Dataset records
▽

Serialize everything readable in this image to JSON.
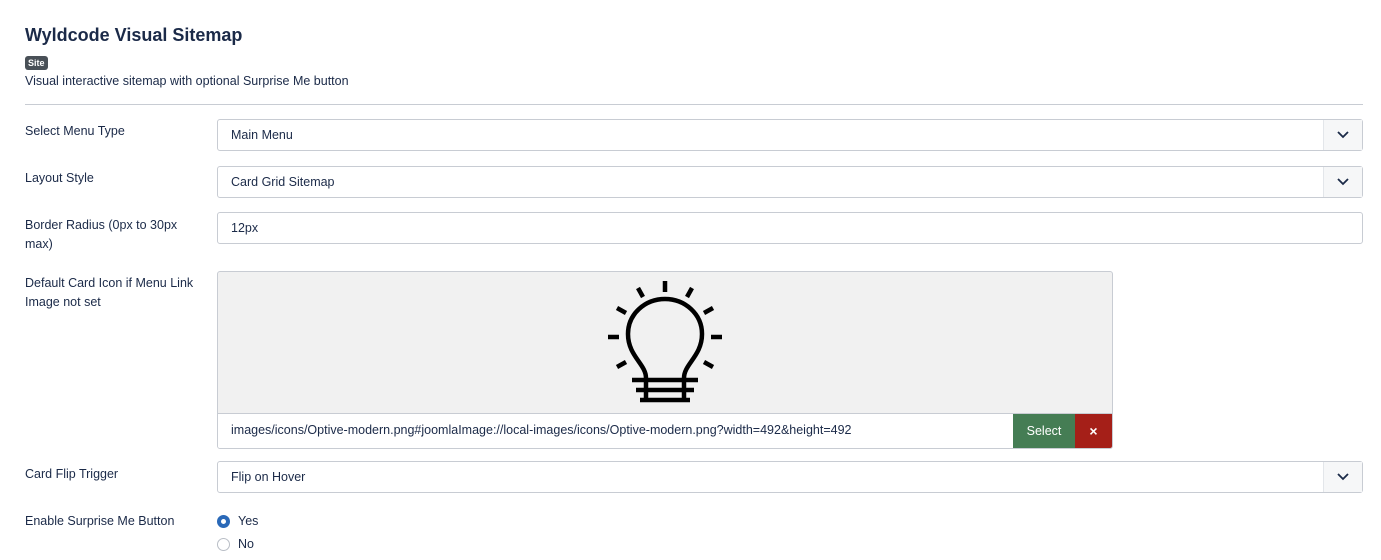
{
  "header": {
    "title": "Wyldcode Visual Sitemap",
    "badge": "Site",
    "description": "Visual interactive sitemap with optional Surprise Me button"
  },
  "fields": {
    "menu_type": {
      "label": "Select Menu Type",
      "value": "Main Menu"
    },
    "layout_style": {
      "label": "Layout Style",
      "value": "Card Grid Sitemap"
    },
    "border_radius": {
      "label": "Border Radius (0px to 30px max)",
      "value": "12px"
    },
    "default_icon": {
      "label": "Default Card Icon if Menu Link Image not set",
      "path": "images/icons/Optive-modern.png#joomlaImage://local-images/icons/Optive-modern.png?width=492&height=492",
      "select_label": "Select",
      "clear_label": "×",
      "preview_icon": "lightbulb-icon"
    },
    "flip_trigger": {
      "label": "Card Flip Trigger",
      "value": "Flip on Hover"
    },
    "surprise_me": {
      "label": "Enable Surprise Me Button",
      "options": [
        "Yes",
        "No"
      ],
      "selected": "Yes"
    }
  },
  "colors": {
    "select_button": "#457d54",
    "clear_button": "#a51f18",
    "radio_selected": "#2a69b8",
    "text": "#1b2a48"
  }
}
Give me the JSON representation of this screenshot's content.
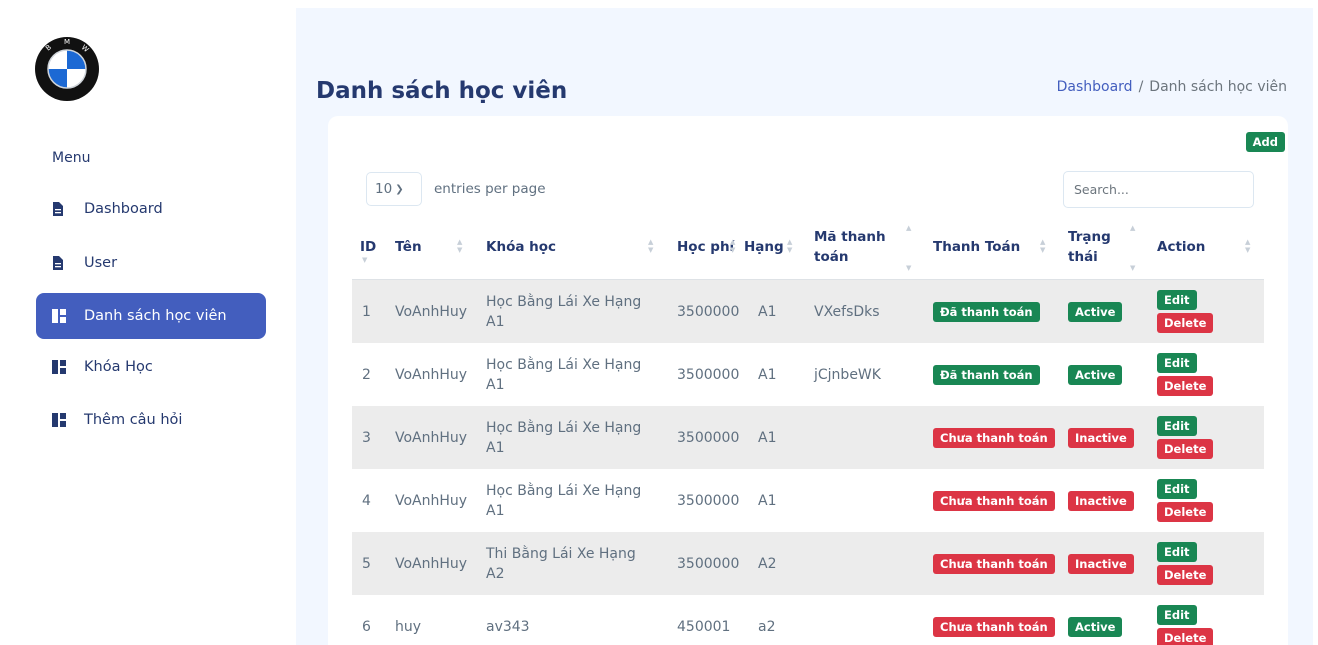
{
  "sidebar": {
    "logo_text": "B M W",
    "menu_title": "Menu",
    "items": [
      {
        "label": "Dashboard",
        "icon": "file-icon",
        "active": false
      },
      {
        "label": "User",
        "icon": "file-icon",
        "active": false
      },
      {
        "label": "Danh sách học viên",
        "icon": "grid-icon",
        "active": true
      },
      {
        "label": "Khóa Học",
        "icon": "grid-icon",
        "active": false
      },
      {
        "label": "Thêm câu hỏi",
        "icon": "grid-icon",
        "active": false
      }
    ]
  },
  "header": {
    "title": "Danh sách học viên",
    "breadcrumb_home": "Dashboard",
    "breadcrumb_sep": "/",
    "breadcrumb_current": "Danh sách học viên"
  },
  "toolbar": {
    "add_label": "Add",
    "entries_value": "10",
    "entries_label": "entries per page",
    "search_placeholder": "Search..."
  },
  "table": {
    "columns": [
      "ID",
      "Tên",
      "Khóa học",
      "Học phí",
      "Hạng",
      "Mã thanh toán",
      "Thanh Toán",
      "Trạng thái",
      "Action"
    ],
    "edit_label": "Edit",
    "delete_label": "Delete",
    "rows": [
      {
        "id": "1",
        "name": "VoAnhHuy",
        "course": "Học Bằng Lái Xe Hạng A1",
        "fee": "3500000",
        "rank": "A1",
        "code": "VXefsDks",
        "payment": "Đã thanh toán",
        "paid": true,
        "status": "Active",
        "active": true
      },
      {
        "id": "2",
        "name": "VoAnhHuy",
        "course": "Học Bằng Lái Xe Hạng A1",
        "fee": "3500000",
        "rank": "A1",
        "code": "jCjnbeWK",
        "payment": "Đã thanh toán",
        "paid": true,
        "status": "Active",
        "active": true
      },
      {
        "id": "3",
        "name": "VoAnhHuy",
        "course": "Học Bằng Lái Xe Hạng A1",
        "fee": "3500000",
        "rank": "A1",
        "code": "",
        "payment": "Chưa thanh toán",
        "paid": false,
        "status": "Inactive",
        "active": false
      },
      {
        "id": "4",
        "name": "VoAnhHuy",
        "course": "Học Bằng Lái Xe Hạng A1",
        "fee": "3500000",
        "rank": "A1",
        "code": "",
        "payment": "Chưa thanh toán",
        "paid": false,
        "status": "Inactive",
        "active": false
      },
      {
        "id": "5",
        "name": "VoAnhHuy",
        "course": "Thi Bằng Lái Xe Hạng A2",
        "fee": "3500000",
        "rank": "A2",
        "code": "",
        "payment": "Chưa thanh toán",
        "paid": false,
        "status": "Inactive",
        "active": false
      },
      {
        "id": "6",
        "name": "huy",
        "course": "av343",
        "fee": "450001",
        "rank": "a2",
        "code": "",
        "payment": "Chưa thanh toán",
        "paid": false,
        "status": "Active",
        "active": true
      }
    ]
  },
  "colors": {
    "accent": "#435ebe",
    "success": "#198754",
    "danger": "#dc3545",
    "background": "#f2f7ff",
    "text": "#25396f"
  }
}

△

Given request:
Output a faithful copy of the data, with each picture left out.

The reply:
Serialize everything readable in this image to JSON.
{
  "header": {
    "title": "Wyldcode Visual Sitemap",
    "badge": "Site",
    "description": "Visual interactive sitemap with optional Surprise Me button"
  },
  "fields": {
    "menu_type": {
      "label": "Select Menu Type",
      "value": "Main Menu"
    },
    "layout_style": {
      "label": "Layout Style",
      "value": "Card Grid Sitemap"
    },
    "border_radius": {
      "label": "Border Radius (0px to 30px max)",
      "value": "12px"
    },
    "default_icon": {
      "label": "Default Card Icon if Menu Link Image not set",
      "path": "images/icons/Optive-modern.png#joomlaImage://local-images/icons/Optive-modern.png?width=492&height=492",
      "select_label": "Select",
      "clear_label": "×",
      "preview_icon": "lightbulb-icon"
    },
    "flip_trigger": {
      "label": "Card Flip Trigger",
      "value": "Flip on Hover"
    },
    "surprise_me": {
      "label": "Enable Surprise Me Button",
      "options": [
        "Yes",
        "No"
      ],
      "selected": "Yes"
    }
  },
  "colors": {
    "select_button": "#457d54",
    "clear_button": "#a51f18",
    "radio_selected": "#2a69b8",
    "text": "#1b2a48"
  }
}
Give me the JSON representation of this screenshot's content.
{
  "sidebar": {
    "logo_text": "B M W",
    "menu_title": "Menu",
    "items": [
      {
        "label": "Dashboard",
        "icon": "file-icon",
        "active": false
      },
      {
        "label": "User",
        "icon": "file-icon",
        "active": false
      },
      {
        "label": "Danh sách học viên",
        "icon": "grid-icon",
        "active": true
      },
      {
        "label": "Khóa Học",
        "icon": "grid-icon",
        "active": false
      },
      {
        "label": "Thêm câu hỏi",
        "icon": "grid-icon",
        "active": false
      }
    ]
  },
  "header": {
    "title": "Danh sách học viên",
    "breadcrumb_home": "Dashboard",
    "breadcrumb_sep": "/",
    "breadcrumb_current": "Danh sách học viên"
  },
  "toolbar": {
    "add_label": "Add",
    "entries_value": "10",
    "entries_label": "entries per page",
    "search_placeholder": "Search..."
  },
  "table": {
    "columns": [
      "ID",
      "Tên",
      "Khóa học",
      "Học phí",
      "Hạng",
      "Mã thanh toán",
      "Thanh Toán",
      "Trạng thái",
      "Action"
    ],
    "edit_label": "Edit",
    "delete_label": "Delete",
    "rows": [
      {
        "id": "1",
        "name": "VoAnhHuy",
        "course": "Học Bằng Lái Xe Hạng A1",
        "fee": "3500000",
        "rank": "A1",
        "code": "VXefsDks",
        "payment": "Đã thanh toán",
        "paid": true,
        "status": "Active",
        "active": true
      },
      {
        "id": "2",
        "name": "VoAnhHuy",
        "course": "Học Bằng Lái Xe Hạng A1",
        "fee": "3500000",
        "rank": "A1",
        "code": "jCjnbeWK",
        "payment": "Đã thanh toán",
        "paid": true,
        "status": "Active",
        "active": true
      },
      {
        "id": "3",
        "name": "VoAnhHuy",
        "course": "Học Bằng Lái Xe Hạng A1",
        "fee": "3500000",
        "rank": "A1",
        "code": "",
        "payment": "Chưa thanh toán",
        "paid": false,
        "status": "Inactive",
        "active": false
      },
      {
        "id": "4",
        "name": "VoAnhHuy",
        "course": "Học Bằng Lái Xe Hạng A1",
        "fee": "3500000",
        "rank": "A1",
        "code": "",
        "payment": "Chưa thanh toán",
        "paid": false,
        "status": "Inactive",
        "active": false
      },
      {
        "id": "5",
        "name": "VoAnhHuy",
        "course": "Thi Bằng Lái Xe Hạng A2",
        "fee": "3500000",
        "rank": "A2",
        "code": "",
        "payment": "Chưa thanh toán",
        "paid": false,
        "status": "Inactive",
        "active": false
      },
      {
        "id": "6",
        "name": "huy",
        "course": "av343",
        "fee": "450001",
        "rank": "a2",
        "code": "",
        "payment": "Chưa thanh toán",
        "paid": false,
        "status": "Active",
        "active": true
      }
    ]
  },
  "colors": {
    "accent": "#435ebe",
    "success": "#198754",
    "danger": "#dc3545",
    "background": "#f2f7ff",
    "text": "#25396f"
  }
}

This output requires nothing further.